◆ **WHAT TO PRODUCE**
Please repeat all of the listing exactly.

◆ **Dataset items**
★ ★ ★ ★ ★ ★ ★
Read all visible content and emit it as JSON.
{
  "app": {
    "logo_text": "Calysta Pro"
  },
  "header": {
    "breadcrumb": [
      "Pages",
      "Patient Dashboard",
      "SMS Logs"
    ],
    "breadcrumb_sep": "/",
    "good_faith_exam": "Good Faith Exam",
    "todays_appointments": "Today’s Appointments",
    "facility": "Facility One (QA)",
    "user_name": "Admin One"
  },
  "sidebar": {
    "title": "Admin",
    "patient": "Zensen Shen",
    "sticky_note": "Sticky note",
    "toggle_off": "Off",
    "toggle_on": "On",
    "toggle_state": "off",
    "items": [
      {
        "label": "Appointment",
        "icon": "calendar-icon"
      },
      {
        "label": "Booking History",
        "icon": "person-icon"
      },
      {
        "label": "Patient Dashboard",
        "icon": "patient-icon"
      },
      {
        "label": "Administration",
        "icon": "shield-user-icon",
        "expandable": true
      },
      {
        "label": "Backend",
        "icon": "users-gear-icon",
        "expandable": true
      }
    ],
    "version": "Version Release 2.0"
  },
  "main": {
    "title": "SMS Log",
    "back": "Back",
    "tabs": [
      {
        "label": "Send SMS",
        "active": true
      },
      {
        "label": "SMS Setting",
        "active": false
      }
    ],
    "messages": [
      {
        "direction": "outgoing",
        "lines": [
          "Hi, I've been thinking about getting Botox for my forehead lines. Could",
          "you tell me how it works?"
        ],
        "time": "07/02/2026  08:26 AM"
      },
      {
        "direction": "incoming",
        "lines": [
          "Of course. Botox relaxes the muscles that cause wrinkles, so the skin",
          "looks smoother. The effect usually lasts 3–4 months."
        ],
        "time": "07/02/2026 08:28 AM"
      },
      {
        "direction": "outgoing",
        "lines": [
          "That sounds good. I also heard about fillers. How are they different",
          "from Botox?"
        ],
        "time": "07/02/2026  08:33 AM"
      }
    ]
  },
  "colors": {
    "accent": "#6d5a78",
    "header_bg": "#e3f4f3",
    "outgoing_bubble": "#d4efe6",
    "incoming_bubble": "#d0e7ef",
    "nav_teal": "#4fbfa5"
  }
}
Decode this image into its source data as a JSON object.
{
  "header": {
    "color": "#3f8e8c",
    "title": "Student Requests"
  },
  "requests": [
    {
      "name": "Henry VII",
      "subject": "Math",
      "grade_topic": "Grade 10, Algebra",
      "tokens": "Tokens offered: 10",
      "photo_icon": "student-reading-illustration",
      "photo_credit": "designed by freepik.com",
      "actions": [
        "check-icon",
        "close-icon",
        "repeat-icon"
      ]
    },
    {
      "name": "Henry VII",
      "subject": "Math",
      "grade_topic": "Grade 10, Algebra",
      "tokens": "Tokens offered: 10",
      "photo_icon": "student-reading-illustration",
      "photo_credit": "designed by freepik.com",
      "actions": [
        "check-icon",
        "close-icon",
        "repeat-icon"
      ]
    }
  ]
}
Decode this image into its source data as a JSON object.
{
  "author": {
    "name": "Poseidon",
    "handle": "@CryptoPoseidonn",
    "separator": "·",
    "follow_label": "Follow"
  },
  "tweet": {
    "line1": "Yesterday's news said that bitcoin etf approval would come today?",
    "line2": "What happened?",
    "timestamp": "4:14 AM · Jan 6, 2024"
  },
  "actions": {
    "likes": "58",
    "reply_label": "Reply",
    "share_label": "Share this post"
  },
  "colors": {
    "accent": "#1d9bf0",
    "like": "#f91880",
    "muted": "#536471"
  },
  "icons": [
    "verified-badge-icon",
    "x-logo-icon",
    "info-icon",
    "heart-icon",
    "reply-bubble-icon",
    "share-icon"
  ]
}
★ ★ ★ ★ ★ ★ ★
◆ **RESULT OF THE EXERCISE**
Read all visible content and emit it as JSON.
{
  "app": {
    "logo_text": "Calysta Pro"
  },
  "header": {
    "breadcrumb": [
      "Pages",
      "Patient Dashboard",
      "SMS Logs"
    ],
    "breadcrumb_sep": "/",
    "good_faith_exam": "Good Faith Exam",
    "todays_appointments": "Today’s Appointments",
    "facility": "Facility One (QA)",
    "user_name": "Admin One"
  },
  "sidebar": {
    "title": "Admin",
    "patient": "Zensen Shen",
    "sticky_note": "Sticky note",
    "toggle_off": "Off",
    "toggle_on": "On",
    "toggle_state": "off",
    "items": [
      {
        "label": "Appointment",
        "icon": "calendar-icon"
      },
      {
        "label": "Booking History",
        "icon": "person-icon"
      },
      {
        "label": "Patient Dashboard",
        "icon": "patient-icon"
      },
      {
        "label": "Administration",
        "icon": "shield-user-icon",
        "expandable": true
      },
      {
        "label": "Backend",
        "icon": "users-gear-icon",
        "expandable": true
      }
    ],
    "version": "Version Release 2.0"
  },
  "main": {
    "title": "SMS Log",
    "back": "Back",
    "tabs": [
      {
        "label": "Send SMS",
        "active": true
      },
      {
        "label": "SMS Setting",
        "active": false
      }
    ],
    "messages": [
      {
        "direction": "outgoing",
        "lines": [
          "Hi, I've been thinking about getting Botox for my forehead lines. Could",
          "you tell me how it works?"
        ],
        "time": "07/02/2026  08:26 AM"
      },
      {
        "direction": "incoming",
        "lines": [
          "Of course. Botox relaxes the muscles that cause wrinkles, so the skin",
          "looks smoother. The effect usually lasts 3–4 months."
        ],
        "time": "07/02/2026 08:28 AM"
      },
      {
        "direction": "outgoing",
        "lines": [
          "That sounds good. I also heard about fillers. How are they different",
          "from Botox?"
        ],
        "time": "07/02/2026  08:33 AM"
      }
    ]
  },
  "colors": {
    "accent": "#6d5a78",
    "header_bg": "#e3f4f3",
    "outgoing_bubble": "#d4efe6",
    "incoming_bubble": "#d0e7ef",
    "nav_teal": "#4fbfa5"
  }
}
Decode this image into its source data as a JSON object.
{
  "header": {
    "color": "#3f8e8c",
    "title": "Student Requests"
  },
  "requests": [
    {
      "name": "Henry VII",
      "subject": "Math",
      "grade_topic": "Grade 10, Algebra",
      "tokens": "Tokens offered: 10",
      "photo_icon": "student-reading-illustration",
      "photo_credit": "designed by freepik.com",
      "actions": [
        "check-icon",
        "close-icon",
        "repeat-icon"
      ]
    },
    {
      "name": "Henry VII",
      "subject": "Math",
      "grade_topic": "Grade 10, Algebra",
      "tokens": "Tokens offered: 10",
      "photo_icon": "student-reading-illustration",
      "photo_credit": "designed by freepik.com",
      "actions": [
        "check-icon",
        "close-icon",
        "repeat-icon"
      ]
    }
  ]
}
Decode this image into its source data as a JSON object.
{
  "author": {
    "name": "Poseidon",
    "handle": "@CryptoPoseidonn",
    "separator": "·",
    "follow_label": "Follow"
  },
  "tweet": {
    "line1": "Yesterday's news said that bitcoin etf approval would come today?",
    "line2": "What happened?",
    "timestamp": "4:14 AM · Jan 6, 2024"
  },
  "actions": {
    "likes": "58",
    "reply_label": "Reply",
    "share_label": "Share this post"
  },
  "colors": {
    "accent": "#1d9bf0",
    "like": "#f91880",
    "muted": "#536471"
  },
  "icons": [
    "verified-badge-icon",
    "x-logo-icon",
    "info-icon",
    "heart-icon",
    "reply-bubble-icon",
    "share-icon"
  ]
}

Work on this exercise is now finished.